EXERCISE DETAILS: Below is a listing; write it out exactly and drop any images from it.

EXCERPTED RECORDS:

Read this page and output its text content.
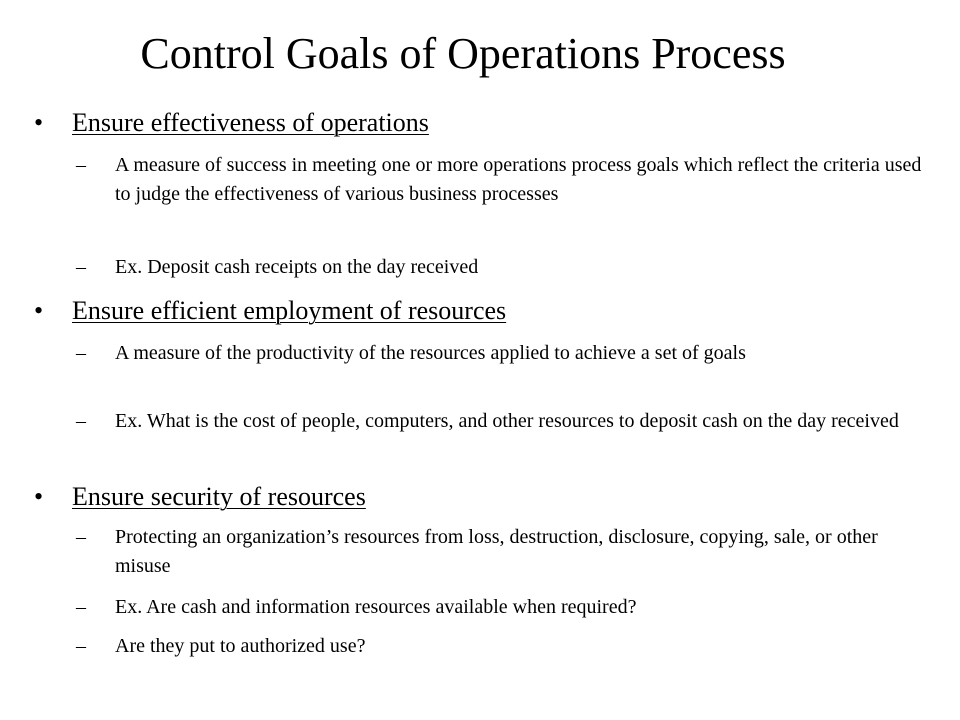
Control Goals of Operations Process
•	Ensure effectiveness of operations
–	A measure of success in meeting one or more operations process goals which reflect the criteria used to judge the effectiveness of various business processes
–	Ex. Deposit cash receipts on the day received
•	Ensure efficient employment of resources
–	A measure of the productivity of the resources applied to achieve a set of goals
–	Ex. What is the cost of people, computers, and other resources to deposit cash on the day received
•	Ensure security of resources
–	Protecting an organization’s resources from loss, destruction, disclosure, copying, sale, or other misuse
–	Ex. Are cash and information resources available when required?
–	Are they put to authorized use?
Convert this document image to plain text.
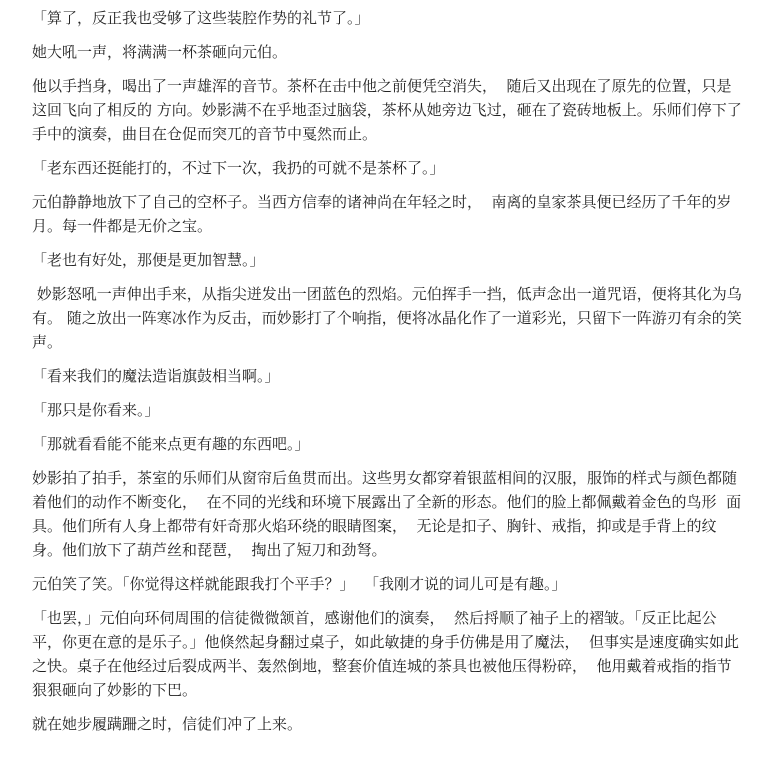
「算了，反正我也受够了这些装腔作势的礼节了。」

她大吼一声，将满满一杯茶砸向元伯。

他以手挡身，喝出了一声雄浑的音节。茶杯在击中他之前便凭空消失，  随后又出现在了原先的位置，只是这回飞向了相反的 方向。妙影满不在乎地歪过脑袋，茶杯从她旁边飞过，砸在了瓷砖地板上。乐师们停下了手中的演奏，曲目在仓促而突兀的音节中戛然而止。

「老东西还挺能打的，不过下一次，我扔的可就不是茶杯了。」

元伯静静地放下了自己的空杯子。当西方信奉的诸神尚在年轻之时，  南离的皇家茶具便已经历了千年的岁月。每一件都是无价之宝。

「老也有好处，那便是更加智慧。」

妙影怒吼一声伸出手来，从指尖迸发出一团蓝色的烈焰。元伯挥手一挡，低声念出一道咒语，便将其化为乌有。 随之放出一阵寒冰作为反击，而妙影打了个响指，便将冰晶化作了一道彩光，只留下一阵游刃有余的笑声。

「看来我们的魔法造诣旗鼓相当啊。」

「那只是你看来。」

「那就看看能不能来点更有趣的东西吧。」

妙影拍了拍手，茶室的乐师们从窗帘后鱼贯而出。这些男女都穿着银蓝相间的汉服，服饰的样式与颜色都随着他们的动作不断变化，  在不同的光线和环境下展露出了全新的形态。他们的脸上都佩戴着金色的鸟形  面具。他们所有人身上都带有奸奇那火焰环绕的眼睛图案，  无论是扣子、胸针、戒指，抑或是手背上的纹身。他们放下了葫芦丝和琵琶，  掏出了短刀和劲弩。

元伯笑了笑。「你觉得这样就能跟我打个平手？」  「我刚才说的词儿可是有趣。」

「也罢，」元伯向环伺周围的信徒微微颔首，感谢他们的演奏，  然后捋顺了袖子上的褶皱。「反正比起公平，你更在意的是乐子。」他倏然起身翻过桌子，如此敏捷的身手仿佛是用了魔法，  但事实是速度确实如此之快。桌子在他经过后裂成两半、轰然倒地，整套价值连城的茶具也被他压得粉碎，  他用戴着戒指的指节狠狠砸向了妙影的下巴。

就在她步履蹒跚之时，信徒们冲了上来。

EXERCISE RESPONSE:
Read this page and output its text content.
Control Goals of Operations Process
•	Ensure effectiveness of operations
–	A measure of success in meeting one or more operations process goals which reflect the criteria used to judge the effectiveness of various business processes
–	Ex. Deposit cash receipts on the day received
•	Ensure efficient employment of resources
–	A measure of the productivity of the resources applied to achieve a set of goals
–	Ex. What is the cost of people, computers, and other resources to deposit cash on the day received
•	Ensure security of resources
–	Protecting an organization’s resources from loss, destruction, disclosure, copying, sale, or other misuse
–	Ex. Are cash and information resources available when required?
–	Are they put to authorized use?
Convert this document image to plain text.
「算了，反正我也受够了这些装腔作势的礼节了。」

她大吼一声，将满满一杯茶砸向元伯。

他以手挡身，喝出了一声雄浑的音节。茶杯在击中他之前便凭空消失，  随后又出现在了原先的位置，只是这回飞向了相反的 方向。妙影满不在乎地歪过脑袋，茶杯从她旁边飞过，砸在了瓷砖地板上。乐师们停下了手中的演奏，曲目在仓促而突兀的音节中戛然而止。

「老东西还挺能打的，不过下一次，我扔的可就不是茶杯了。」

元伯静静地放下了自己的空杯子。当西方信奉的诸神尚在年轻之时，  南离的皇家茶具便已经历了千年的岁月。每一件都是无价之宝。

「老也有好处，那便是更加智慧。」

妙影怒吼一声伸出手来，从指尖迸发出一团蓝色的烈焰。元伯挥手一挡，低声念出一道咒语，便将其化为乌有。 随之放出一阵寒冰作为反击，而妙影打了个响指，便将冰晶化作了一道彩光，只留下一阵游刃有余的笑声。

「看来我们的魔法造诣旗鼓相当啊。」

「那只是你看来。」

「那就看看能不能来点更有趣的东西吧。」

妙影拍了拍手，茶室的乐师们从窗帘后鱼贯而出。这些男女都穿着银蓝相间的汉服，服饰的样式与颜色都随着他们的动作不断变化，  在不同的光线和环境下展露出了全新的形态。他们的脸上都佩戴着金色的鸟形  面具。他们所有人身上都带有奸奇那火焰环绕的眼睛图案，  无论是扣子、胸针、戒指，抑或是手背上的纹身。他们放下了葫芦丝和琵琶，  掏出了短刀和劲弩。

元伯笑了笑。「你觉得这样就能跟我打个平手？」  「我刚才说的词儿可是有趣。」

「也罢，」元伯向环伺周围的信徒微微颔首，感谢他们的演奏，  然后捋顺了袖子上的褶皱。「反正比起公平，你更在意的是乐子。」他倏然起身翻过桌子，如此敏捷的身手仿佛是用了魔法，  但事实是速度确实如此之快。桌子在他经过后裂成两半、轰然倒地，整套价值连城的茶具也被他压得粉碎，  他用戴着戒指的指节狠狠砸向了妙影的下巴。

就在她步履蹒跚之时，信徒们冲了上来。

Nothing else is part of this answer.